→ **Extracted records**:
• • • • •

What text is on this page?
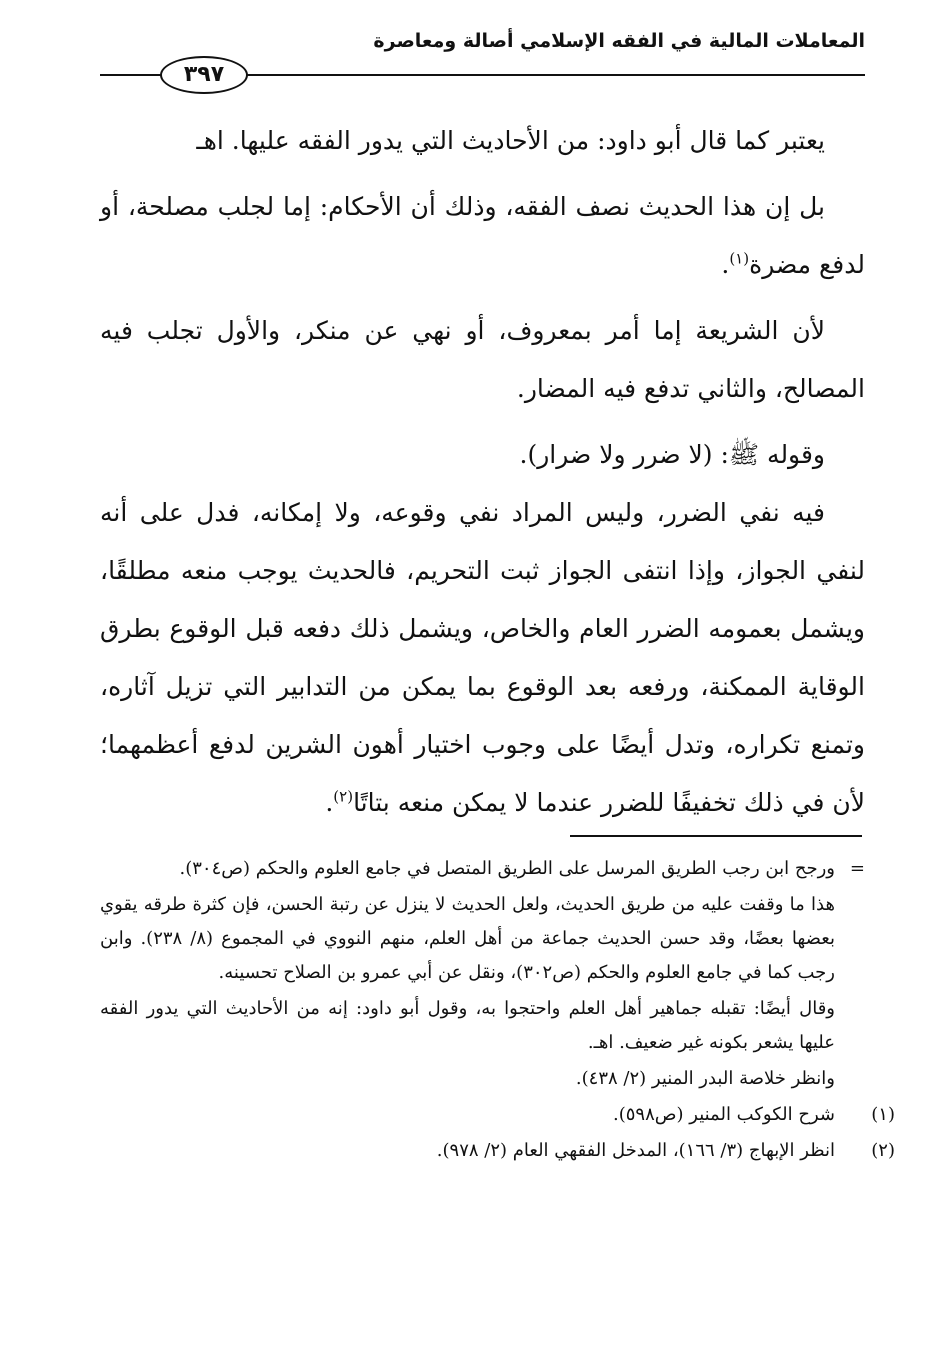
المعاملات المالية في الفقه الإسلامي أصالة ومعاصرة
٣٩٧

يعتبر كما قال أبو داود: من الأحاديث التي يدور الفقه عليها. اهـ

بل إن هذا الحديث نصف الفقه، وذلك أن الأحكام: إما لجلب مصلحة، أو لدفع مضرة$^{(١)}$.

لأن الشريعة إما أمر بمعروف، أو نهي عن منكر، والأول تجلب فيه المصالح، والثاني تدفع فيه المضار.

وقوله ﷺ: (لا ضرر ولا ضرار).

فيه نفي الضرر، وليس المراد نفي وقوعه، ولا إمكانه، فدل على أنه لنفي الجواز، وإذا انتفى الجواز ثبت التحريم، فالحديث يوجب منعه مطلقًا، ويشمل بعمومه الضرر العام والخاص، ويشمل ذلك دفعه قبل الوقوع بطرق الوقاية الممكنة، ورفعه بعد الوقوع بما يمكن من التدابير التي تزيل آثاره، وتمنع تكراره، وتدل أيضًا على وجوب اختيار أهون الشرين لدفع أعظمهما؛ لأن في ذلك تخفيفًا للضرر عندما لا يمكن منعه بتاتًا$^{(٢)}$.

=ورجح ابن رجب الطريق المرسل على الطريق المتصل في جامع العلوم والحكم (ص٣٠٤).

هذا ما وقفت عليه من طريق الحديث، ولعل الحديث لا ينزل عن رتبة الحسن، فإن كثرة طرقه يقوي بعضها بعضًا، وقد حسن الحديث جماعة من أهل العلم، منهم النووي في المجموع (٨/ ٢٣٨). وابن رجب كما في جامع العلوم والحكم (ص٣٠٢)، ونقل عن أبي عمرو بن الصلاح تحسينه.

وقال أيضًا: تقبله جماهير أهل العلم واحتجوا به، وقول أبو داود: إنه من الأحاديث التي يدور الفقه عليها يشعر بكونه غير ضعيف. اهـ.

وانظر خلاصة البدر المنير (٢/ ٤٣٨).

(١)شرح الكوكب المنير (ص٥٩٨).

(٢)انظر الإبهاج (٣/ ١٦٦)، المدخل الفقهي العام (٢/ ٩٧٨).
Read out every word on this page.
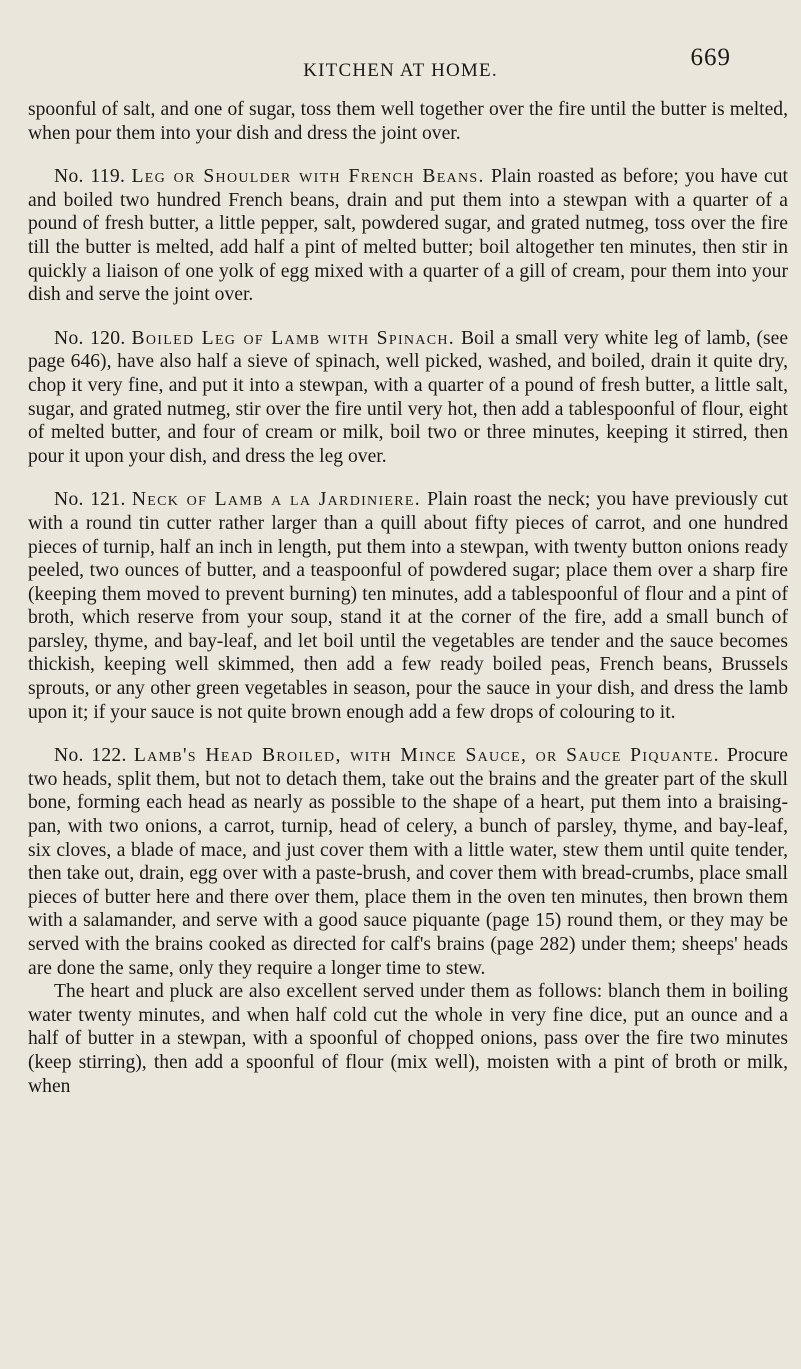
KITCHEN AT HOME.	669

spoonful of salt, and one of sugar, toss them well together over the fire until the butter is melted, when pour them into your dish and dress the joint over.

No. 119. Leg or Shoulder with French Beans. Plain roasted as before; you have cut and boiled two hundred French beans, drain and put them into a stewpan with a quarter of a pound of fresh butter, a little pepper, salt, powdered sugar, and grated nutmeg, toss over the fire till the butter is melted, add half a pint of melted butter; boil altogether ten minutes, then stir in quickly a liaison of one yolk of egg mixed with a quarter of a gill of cream, pour them into your dish and serve the joint over.

No. 120. Boiled Leg of Lamb with Spinach. Boil a small very white leg of lamb, (see page 646), have also half a sieve of spinach, well picked, washed, and boiled, drain it quite dry, chop it very fine, and put it into a stewpan, with a quarter of a pound of fresh butter, a little salt, sugar, and grated nutmeg, stir over the fire until very hot, then add a tablespoonful of flour, eight of melted butter, and four of cream or milk, boil two or three minutes, keeping it stirred, then pour it upon your dish, and dress the leg over.

No. 121. Neck of Lamb a la Jardiniere. Plain roast the neck; you have previously cut with a round tin cutter rather larger than a quill about fifty pieces of carrot, and one hundred pieces of turnip, half an inch in length, put them into a stewpan, with twenty button onions ready peeled, two ounces of butter, and a teaspoonful of powdered sugar; place them over a sharp fire (keeping them moved to prevent burning) ten minutes, add a tablespoonful of flour and a pint of broth, which reserve from your soup, stand it at the corner of the fire, add a small bunch of parsley, thyme, and bay-leaf, and let boil until the vegetables are tender and the sauce becomes thickish, keeping well skimmed, then add a few ready boiled peas, French beans, Brussels sprouts, or any other green vegetables in season, pour the sauce in your dish, and dress the lamb upon it; if your sauce is not quite brown enough add a few drops of colouring to it.

No. 122. Lamb's Head Broiled, with Mince Sauce, or Sauce Piquante. Procure two heads, split them, but not to detach them, take out the brains and the greater part of the skull bone, forming each head as nearly as possible to the shape of a heart, put them into a braising-pan, with two onions, a carrot, turnip, head of celery, a bunch of parsley, thyme, and bay-leaf, six cloves, a blade of mace, and just cover them with a little water, stew them until quite tender, then take out, drain, egg over with a paste-brush, and cover them with bread-crumbs, place small pieces of butter here and there over them, place them in the oven ten minutes, then brown them with a salamander, and serve with a good sauce piquante (page 15) round them, or they may be served with the brains cooked as directed for calf's brains (page 282) under them; sheeps' heads are done the same, only they require a longer time to stew.

The heart and pluck are also excellent served under them as follows: blanch them in boiling water twenty minutes, and when half cold cut the whole in very fine dice, put an ounce and a half of butter in a stewpan, with a spoonful of chopped onions, pass over the fire two minutes (keep stirring), then add a spoonful of flour (mix well), moisten with a pint of broth or milk, when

• • • • •

→ **Brief**: Reproduce the entries above exactly. Do not include the images.

→ **Right answer**:
What text is on this page?
المعاملات المالية في الفقه الإسلامي أصالة ومعاصرة
٣٩٧

يعتبر كما قال أبو داود: من الأحاديث التي يدور الفقه عليها. اهـ

بل إن هذا الحديث نصف الفقه، وذلك أن الأحكام: إما لجلب مصلحة، أو لدفع مضرة$^{(١)}$.

لأن الشريعة إما أمر بمعروف، أو نهي عن منكر، والأول تجلب فيه المصالح، والثاني تدفع فيه المضار.

وقوله ﷺ: (لا ضرر ولا ضرار).

فيه نفي الضرر، وليس المراد نفي وقوعه، ولا إمكانه، فدل على أنه لنفي الجواز، وإذا انتفى الجواز ثبت التحريم، فالحديث يوجب منعه مطلقًا، ويشمل بعمومه الضرر العام والخاص، ويشمل ذلك دفعه قبل الوقوع بطرق الوقاية الممكنة، ورفعه بعد الوقوع بما يمكن من التدابير التي تزيل آثاره، وتمنع تكراره، وتدل أيضًا على وجوب اختيار أهون الشرين لدفع أعظمهما؛ لأن في ذلك تخفيفًا للضرر عندما لا يمكن منعه بتاتًا$^{(٢)}$.

=ورجح ابن رجب الطريق المرسل على الطريق المتصل في جامع العلوم والحكم (ص٣٠٤).

هذا ما وقفت عليه من طريق الحديث، ولعل الحديث لا ينزل عن رتبة الحسن، فإن كثرة طرقه يقوي بعضها بعضًا، وقد حسن الحديث جماعة من أهل العلم، منهم النووي في المجموع (٨/ ٢٣٨). وابن رجب كما في جامع العلوم والحكم (ص٣٠٢)، ونقل عن أبي عمرو بن الصلاح تحسينه.

وقال أيضًا: تقبله جماهير أهل العلم واحتجوا به، وقول أبو داود: إنه من الأحاديث التي يدور الفقه عليها يشعر بكونه غير ضعيف. اهـ.

وانظر خلاصة البدر المنير (٢/ ٤٣٨).

(١)شرح الكوكب المنير (ص٥٩٨).

(٢)انظر الإبهاج (٣/ ١٦٦)، المدخل الفقهي العام (٢/ ٩٧٨).
Read out every word on this page.
KITCHEN AT HOME.	669

spoonful of salt, and one of sugar, toss them well together over the fire until the butter is melted, when pour them into your dish and dress the joint over.

No. 119. Leg or Shoulder with French Beans. Plain roasted as before; you have cut and boiled two hundred French beans, drain and put them into a stewpan with a quarter of a pound of fresh butter, a little pepper, salt, powdered sugar, and grated nutmeg, toss over the fire till the butter is melted, add half a pint of melted butter; boil altogether ten minutes, then stir in quickly a liaison of one yolk of egg mixed with a quarter of a gill of cream, pour them into your dish and serve the joint over.

No. 120. Boiled Leg of Lamb with Spinach. Boil a small very white leg of lamb, (see page 646), have also half a sieve of spinach, well picked, washed, and boiled, drain it quite dry, chop it very fine, and put it into a stewpan, with a quarter of a pound of fresh butter, a little salt, sugar, and grated nutmeg, stir over the fire until very hot, then add a tablespoonful of flour, eight of melted butter, and four of cream or milk, boil two or three minutes, keeping it stirred, then pour it upon your dish, and dress the leg over.

No. 121. Neck of Lamb a la Jardiniere. Plain roast the neck; you have previously cut with a round tin cutter rather larger than a quill about fifty pieces of carrot, and one hundred pieces of turnip, half an inch in length, put them into a stewpan, with twenty button onions ready peeled, two ounces of butter, and a teaspoonful of powdered sugar; place them over a sharp fire (keeping them moved to prevent burning) ten minutes, add a tablespoonful of flour and a pint of broth, which reserve from your soup, stand it at the corner of the fire, add a small bunch of parsley, thyme, and bay-leaf, and let boil until the vegetables are tender and the sauce becomes thickish, keeping well skimmed, then add a few ready boiled peas, French beans, Brussels sprouts, or any other green vegetables in season, pour the sauce in your dish, and dress the lamb upon it; if your sauce is not quite brown enough add a few drops of colouring to it.

No. 122. Lamb's Head Broiled, with Mince Sauce, or Sauce Piquante. Procure two heads, split them, but not to detach them, take out the brains and the greater part of the skull bone, forming each head as nearly as possible to the shape of a heart, put them into a braising-pan, with two onions, a carrot, turnip, head of celery, a bunch of parsley, thyme, and bay-leaf, six cloves, a blade of mace, and just cover them with a little water, stew them until quite tender, then take out, drain, egg over with a paste-brush, and cover them with bread-crumbs, place small pieces of butter here and there over them, place them in the oven ten minutes, then brown them with a salamander, and serve with a good sauce piquante (page 15) round them, or they may be served with the brains cooked as directed for calf's brains (page 282) under them; sheeps' heads are done the same, only they require a longer time to stew.

The heart and pluck are also excellent served under them as follows: blanch them in boiling water twenty minutes, and when half cold cut the whole in very fine dice, put an ounce and a half of butter in a stewpan, with a spoonful of chopped onions, pass over the fire two minutes (keep stirring), then add a spoonful of flour (mix well), moisten with a pint of broth or milk, when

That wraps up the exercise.